Restate the full set of records exactly, without adding or dropping a word.

**** Provided entries

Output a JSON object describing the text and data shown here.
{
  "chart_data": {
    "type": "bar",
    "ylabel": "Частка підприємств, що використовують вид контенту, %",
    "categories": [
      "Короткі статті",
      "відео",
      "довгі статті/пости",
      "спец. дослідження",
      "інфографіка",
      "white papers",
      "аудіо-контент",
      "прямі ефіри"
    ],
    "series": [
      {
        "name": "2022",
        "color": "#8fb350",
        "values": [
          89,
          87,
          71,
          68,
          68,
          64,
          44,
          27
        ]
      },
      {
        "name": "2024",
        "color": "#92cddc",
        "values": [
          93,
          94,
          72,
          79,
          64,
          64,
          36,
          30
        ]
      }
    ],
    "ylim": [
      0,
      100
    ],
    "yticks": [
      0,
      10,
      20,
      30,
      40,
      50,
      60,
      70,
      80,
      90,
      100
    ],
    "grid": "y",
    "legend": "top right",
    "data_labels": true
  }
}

********

## Answer in full
Output a JSON object describing the text and data shown here.
{
  "chart_data": {
    "type": "bar",
    "ylabel": "Частка підприємств, що використовують вид контенту, %",
    "categories": [
      "Короткі статті",
      "відео",
      "довгі статті/пости",
      "спец. дослідження",
      "інфографіка",
      "white papers",
      "аудіо-контент",
      "прямі ефіри"
    ],
    "series": [
      {
        "name": "2022",
        "color": "#8fb350",
        "values": [
          89,
          87,
          71,
          68,
          68,
          64,
          44,
          27
        ]
      },
      {
        "name": "2024",
        "color": "#92cddc",
        "values": [
          93,
          94,
          72,
          79,
          64,
          64,
          36,
          30
        ]
      }
    ],
    "ylim": [
      0,
      100
    ],
    "yticks": [
      0,
      10,
      20,
      30,
      40,
      50,
      60,
      70,
      80,
      90,
      100
    ],
    "grid": "y",
    "legend": "top right",
    "data_labels": true
  }
}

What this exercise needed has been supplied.